Tujuan Latihan: Salin tanpa perubahan bagian berita tentang pemeriksaan BPJS Ketenagakerjaan, mulai dari kata-kata yang memuat "Bisnis.com, JAKARTA —" dan berhenti setelah "suatu tindak pidana.".

Bisnis.com, JAKARTA — Tersiar informasi bahwa Kejaksaan Agung memeriksa Badan Penyelenggara Jaminan Sosial (BPJS) Ketenagakerjaan karena adanya unrealized loss investasi. Nilai itu terus berubah mengikuti pergerakan harga saham.
Koordinator Advokasi BPJS Watch Timboel Siregar menyatakan bahwa saat ini beredar informasi penyidikan Kejaksaan Agung terhadap BPJS Ketenagakerjaan didasari oleh adanya unrealized loss investasi dari pengelolaan dana jaminan sosial. Namun, belum terdapat penjelasan lebih rinci dari Korps Adhyaksa.
Timboel membenarkan bahwa memang terdapat unrealized loss dari BPJS Ketenagakerjaan, khususnya dari investasi di pasar modal yang kinerjanya tertekan selama pandemi Covid-19. Namun, menurutnya, kondisi unrealized loss tidak serta merta menjadi suatu tindak pidana.
"Penyidikan harus dihormati sebagai proses, tapi perlu ada kejelasan ini arahnya mau ke mana, apa yang diangkat sebagai pidana. Kalau unrealized loss diangkat sebagai pidana presedennya akan buruk ke depan, lalu khawatirnya tidak ada penempatan di instrumen seperti saham lagi," ujar Timboel kepada Bisnis, Senin (26/1/2021).

Cuplikan Data:
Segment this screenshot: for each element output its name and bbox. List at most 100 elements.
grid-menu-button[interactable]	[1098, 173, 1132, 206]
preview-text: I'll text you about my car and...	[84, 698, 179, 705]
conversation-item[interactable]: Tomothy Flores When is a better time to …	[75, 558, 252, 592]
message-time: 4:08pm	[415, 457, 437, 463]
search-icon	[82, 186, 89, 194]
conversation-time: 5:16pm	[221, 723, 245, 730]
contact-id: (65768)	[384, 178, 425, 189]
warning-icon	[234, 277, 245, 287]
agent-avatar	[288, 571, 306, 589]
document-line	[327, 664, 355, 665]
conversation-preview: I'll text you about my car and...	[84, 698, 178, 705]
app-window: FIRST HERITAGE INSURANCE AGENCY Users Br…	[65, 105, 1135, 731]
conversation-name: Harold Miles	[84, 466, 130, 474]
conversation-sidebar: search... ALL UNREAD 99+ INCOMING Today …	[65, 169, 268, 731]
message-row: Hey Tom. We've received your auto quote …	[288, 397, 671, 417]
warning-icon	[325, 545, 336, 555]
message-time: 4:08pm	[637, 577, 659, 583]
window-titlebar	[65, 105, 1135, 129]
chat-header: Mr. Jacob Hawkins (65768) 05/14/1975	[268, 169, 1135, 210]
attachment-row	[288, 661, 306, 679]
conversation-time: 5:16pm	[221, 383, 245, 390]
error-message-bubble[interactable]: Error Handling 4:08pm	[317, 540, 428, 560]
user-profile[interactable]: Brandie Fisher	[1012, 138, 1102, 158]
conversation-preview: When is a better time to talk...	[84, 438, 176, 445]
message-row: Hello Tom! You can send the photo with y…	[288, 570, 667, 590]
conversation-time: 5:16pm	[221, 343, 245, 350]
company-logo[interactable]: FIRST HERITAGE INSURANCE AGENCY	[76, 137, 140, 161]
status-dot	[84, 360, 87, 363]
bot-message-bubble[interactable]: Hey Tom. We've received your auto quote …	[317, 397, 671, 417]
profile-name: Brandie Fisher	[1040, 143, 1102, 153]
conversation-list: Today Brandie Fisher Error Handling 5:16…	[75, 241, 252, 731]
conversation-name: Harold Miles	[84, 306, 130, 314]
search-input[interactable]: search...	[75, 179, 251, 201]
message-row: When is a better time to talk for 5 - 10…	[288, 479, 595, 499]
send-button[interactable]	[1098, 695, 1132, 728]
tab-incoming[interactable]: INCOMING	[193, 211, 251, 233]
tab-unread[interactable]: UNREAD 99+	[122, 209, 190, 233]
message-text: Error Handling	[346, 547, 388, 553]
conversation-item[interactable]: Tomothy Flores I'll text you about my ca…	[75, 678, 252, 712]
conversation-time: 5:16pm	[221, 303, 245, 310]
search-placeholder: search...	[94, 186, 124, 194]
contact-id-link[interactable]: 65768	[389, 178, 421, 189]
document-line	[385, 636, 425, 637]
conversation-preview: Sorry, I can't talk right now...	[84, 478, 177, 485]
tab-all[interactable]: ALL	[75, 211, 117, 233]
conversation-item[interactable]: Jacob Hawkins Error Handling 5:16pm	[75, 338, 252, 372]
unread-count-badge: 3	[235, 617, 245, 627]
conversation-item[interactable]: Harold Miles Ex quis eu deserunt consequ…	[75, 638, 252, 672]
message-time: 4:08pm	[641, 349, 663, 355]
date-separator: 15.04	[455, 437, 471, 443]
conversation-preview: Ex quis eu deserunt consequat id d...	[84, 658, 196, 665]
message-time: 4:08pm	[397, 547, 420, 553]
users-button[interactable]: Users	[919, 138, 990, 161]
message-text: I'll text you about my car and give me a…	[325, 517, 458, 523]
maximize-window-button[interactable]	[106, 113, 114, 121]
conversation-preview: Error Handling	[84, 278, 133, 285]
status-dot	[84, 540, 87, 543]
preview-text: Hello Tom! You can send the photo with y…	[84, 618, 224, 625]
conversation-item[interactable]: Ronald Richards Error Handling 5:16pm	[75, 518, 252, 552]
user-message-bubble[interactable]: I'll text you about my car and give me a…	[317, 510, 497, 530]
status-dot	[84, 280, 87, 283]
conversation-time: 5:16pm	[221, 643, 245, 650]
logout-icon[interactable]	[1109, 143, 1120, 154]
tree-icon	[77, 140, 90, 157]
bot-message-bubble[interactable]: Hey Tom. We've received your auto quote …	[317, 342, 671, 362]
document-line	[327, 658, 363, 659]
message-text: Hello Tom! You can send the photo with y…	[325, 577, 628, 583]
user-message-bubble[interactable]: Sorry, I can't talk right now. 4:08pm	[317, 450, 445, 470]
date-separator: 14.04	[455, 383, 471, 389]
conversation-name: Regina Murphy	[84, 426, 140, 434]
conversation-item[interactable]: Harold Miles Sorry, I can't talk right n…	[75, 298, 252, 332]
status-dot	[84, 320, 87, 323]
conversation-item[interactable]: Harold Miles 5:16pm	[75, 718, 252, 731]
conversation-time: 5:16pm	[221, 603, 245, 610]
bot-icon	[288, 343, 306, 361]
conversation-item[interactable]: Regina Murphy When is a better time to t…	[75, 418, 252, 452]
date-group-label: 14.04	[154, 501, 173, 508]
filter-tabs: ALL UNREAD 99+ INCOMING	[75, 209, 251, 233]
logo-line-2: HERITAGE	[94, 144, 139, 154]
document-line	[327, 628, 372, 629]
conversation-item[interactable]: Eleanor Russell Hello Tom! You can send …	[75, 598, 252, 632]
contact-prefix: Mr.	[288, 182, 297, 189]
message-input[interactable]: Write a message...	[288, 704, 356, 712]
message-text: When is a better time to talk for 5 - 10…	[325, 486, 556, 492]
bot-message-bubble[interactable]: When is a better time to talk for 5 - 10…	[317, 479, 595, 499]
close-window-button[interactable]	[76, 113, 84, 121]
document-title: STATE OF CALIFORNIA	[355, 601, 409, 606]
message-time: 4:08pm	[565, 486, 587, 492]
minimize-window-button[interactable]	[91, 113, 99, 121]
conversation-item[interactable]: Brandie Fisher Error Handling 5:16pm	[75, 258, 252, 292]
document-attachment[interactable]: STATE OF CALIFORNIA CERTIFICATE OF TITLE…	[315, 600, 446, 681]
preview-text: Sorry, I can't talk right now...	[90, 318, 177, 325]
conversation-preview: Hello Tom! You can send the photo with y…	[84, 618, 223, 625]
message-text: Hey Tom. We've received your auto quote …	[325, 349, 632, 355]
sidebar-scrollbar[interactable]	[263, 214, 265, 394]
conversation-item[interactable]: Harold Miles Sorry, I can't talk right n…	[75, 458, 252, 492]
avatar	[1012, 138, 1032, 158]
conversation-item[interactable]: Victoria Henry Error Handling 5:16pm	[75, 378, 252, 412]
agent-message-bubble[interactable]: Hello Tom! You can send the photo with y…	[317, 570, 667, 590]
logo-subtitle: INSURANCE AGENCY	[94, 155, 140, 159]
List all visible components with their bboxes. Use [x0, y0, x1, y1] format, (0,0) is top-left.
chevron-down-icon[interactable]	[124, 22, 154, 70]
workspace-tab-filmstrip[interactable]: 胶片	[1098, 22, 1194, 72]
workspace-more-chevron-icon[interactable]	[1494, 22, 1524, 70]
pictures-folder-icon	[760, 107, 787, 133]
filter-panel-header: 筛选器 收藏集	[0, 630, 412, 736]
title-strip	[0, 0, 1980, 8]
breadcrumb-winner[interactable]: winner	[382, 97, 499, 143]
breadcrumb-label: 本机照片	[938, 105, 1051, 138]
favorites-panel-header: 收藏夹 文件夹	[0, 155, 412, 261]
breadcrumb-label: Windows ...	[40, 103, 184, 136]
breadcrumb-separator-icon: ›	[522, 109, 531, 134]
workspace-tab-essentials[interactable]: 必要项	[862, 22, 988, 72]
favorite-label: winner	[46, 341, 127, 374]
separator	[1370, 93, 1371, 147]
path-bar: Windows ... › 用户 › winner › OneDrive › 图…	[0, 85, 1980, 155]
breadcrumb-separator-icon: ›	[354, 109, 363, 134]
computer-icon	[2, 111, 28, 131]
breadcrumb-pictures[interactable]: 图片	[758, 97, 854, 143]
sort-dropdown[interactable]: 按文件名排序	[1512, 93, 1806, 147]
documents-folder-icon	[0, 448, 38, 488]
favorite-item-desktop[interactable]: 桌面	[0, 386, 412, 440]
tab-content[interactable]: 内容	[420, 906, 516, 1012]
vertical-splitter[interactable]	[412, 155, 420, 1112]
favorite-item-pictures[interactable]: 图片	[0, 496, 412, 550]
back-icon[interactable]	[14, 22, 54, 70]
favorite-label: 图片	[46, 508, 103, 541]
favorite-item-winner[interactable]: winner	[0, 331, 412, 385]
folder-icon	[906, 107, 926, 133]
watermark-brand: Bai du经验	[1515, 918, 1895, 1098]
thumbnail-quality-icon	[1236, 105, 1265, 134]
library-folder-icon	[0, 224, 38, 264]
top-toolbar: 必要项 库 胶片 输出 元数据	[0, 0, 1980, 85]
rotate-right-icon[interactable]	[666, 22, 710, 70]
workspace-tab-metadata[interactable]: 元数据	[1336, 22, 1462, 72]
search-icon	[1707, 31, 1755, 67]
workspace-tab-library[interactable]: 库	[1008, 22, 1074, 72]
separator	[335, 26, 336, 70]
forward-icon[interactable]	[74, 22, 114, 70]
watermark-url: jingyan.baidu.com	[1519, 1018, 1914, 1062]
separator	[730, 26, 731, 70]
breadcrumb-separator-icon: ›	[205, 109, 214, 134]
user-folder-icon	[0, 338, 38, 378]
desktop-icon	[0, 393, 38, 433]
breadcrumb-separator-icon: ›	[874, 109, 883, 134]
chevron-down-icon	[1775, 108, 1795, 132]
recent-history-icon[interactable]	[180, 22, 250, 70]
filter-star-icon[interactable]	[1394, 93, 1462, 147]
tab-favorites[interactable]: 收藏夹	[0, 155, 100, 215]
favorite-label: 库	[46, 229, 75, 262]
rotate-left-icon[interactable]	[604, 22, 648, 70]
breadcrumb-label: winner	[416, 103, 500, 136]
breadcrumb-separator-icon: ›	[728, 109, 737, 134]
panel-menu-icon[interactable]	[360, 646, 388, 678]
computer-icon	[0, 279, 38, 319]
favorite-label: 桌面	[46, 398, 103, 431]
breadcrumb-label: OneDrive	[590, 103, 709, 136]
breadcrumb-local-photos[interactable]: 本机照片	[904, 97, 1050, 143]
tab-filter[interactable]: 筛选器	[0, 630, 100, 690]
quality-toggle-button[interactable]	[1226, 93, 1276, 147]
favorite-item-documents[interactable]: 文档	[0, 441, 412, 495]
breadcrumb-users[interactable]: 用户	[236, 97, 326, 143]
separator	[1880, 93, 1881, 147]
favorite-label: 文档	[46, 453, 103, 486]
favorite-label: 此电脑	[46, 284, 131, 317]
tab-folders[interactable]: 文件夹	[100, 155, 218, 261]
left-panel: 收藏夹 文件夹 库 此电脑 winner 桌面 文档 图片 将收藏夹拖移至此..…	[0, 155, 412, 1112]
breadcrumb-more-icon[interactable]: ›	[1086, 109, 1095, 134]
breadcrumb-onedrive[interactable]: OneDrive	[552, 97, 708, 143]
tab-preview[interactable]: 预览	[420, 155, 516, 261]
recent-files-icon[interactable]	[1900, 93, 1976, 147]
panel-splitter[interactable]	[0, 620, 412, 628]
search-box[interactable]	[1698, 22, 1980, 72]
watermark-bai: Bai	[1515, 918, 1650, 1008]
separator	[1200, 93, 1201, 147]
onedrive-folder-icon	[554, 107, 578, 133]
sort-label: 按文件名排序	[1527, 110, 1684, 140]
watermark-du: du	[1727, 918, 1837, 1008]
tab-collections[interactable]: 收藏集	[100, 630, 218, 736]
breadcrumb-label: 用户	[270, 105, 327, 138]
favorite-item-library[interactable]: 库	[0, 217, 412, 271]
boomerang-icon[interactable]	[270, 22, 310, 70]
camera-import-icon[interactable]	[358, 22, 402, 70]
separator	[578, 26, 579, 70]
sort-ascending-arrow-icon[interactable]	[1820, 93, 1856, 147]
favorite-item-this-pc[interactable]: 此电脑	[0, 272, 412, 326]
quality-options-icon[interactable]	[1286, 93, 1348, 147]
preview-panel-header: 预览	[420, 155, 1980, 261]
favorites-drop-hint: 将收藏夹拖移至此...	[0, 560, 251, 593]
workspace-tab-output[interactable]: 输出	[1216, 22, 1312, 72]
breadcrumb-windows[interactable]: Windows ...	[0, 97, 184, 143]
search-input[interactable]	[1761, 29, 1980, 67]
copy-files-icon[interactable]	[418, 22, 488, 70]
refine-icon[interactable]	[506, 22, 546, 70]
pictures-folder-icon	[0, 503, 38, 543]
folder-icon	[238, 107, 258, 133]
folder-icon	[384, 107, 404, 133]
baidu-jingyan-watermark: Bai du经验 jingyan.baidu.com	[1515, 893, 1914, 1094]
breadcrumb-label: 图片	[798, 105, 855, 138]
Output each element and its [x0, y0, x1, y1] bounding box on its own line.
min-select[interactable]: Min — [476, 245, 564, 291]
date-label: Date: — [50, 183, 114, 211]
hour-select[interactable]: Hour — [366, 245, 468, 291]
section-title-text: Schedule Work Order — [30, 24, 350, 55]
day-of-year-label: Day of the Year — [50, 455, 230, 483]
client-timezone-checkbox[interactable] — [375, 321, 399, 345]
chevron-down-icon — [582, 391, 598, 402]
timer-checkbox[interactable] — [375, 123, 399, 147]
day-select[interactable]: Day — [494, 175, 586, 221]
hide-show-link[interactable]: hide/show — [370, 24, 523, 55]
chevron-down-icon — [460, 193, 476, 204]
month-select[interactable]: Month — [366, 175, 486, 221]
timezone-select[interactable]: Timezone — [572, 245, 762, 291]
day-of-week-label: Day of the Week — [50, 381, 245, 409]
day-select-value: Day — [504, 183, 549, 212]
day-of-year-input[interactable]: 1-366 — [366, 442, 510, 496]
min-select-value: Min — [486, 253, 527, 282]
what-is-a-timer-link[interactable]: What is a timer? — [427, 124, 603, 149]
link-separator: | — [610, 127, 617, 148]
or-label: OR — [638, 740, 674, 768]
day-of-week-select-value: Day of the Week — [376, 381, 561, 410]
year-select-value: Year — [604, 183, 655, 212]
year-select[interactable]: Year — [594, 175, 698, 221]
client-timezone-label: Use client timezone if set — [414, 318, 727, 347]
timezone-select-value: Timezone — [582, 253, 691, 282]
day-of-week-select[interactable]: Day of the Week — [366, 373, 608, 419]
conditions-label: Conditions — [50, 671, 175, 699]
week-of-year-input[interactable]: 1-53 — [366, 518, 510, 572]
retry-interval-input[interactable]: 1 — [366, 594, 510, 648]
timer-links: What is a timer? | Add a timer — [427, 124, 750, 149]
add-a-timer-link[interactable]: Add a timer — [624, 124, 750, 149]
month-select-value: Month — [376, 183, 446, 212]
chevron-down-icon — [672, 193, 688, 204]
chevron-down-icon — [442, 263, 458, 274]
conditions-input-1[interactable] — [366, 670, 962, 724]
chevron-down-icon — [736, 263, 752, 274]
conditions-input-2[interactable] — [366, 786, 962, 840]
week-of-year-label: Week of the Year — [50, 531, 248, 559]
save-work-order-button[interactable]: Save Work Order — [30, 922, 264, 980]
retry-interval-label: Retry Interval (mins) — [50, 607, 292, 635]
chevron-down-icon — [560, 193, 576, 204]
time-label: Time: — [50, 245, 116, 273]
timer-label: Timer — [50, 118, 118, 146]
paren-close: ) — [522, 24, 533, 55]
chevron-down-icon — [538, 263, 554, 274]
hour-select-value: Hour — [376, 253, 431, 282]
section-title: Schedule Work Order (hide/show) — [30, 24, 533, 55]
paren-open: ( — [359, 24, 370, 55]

Jawaban Latihan:
Bisnis.com, JAKARTA — Tersiar informasi bahwa Kejaksaan Agung memeriksa Badan Penyelenggara Jaminan Sosial (BPJS) Ketenagakerjaan karena adanya unrealized loss investasi. Nilai itu terus berubah mengikuti pergerakan harga saham.
Koordinator Advokasi BPJS Watch Timboel Siregar menyatakan bahwa saat ini beredar informasi penyidikan Kejaksaan Agung terhadap BPJS Ketenagakerjaan didasari oleh adanya unrealized loss investasi dari pengelolaan dana jaminan sosial. Namun, belum terdapat penjelasan lebih rinci dari Korps Adhyaksa.
Timboel membenarkan bahwa memang terdapat unrealized loss dari BPJS Ketenagakerjaan, khususnya dari investasi di pasar modal yang kinerjanya tertekan selama pandemi Covid-19. Namun, menurutnya, kondisi unrealized loss tidak serta merta menjadi suatu tindak pidana.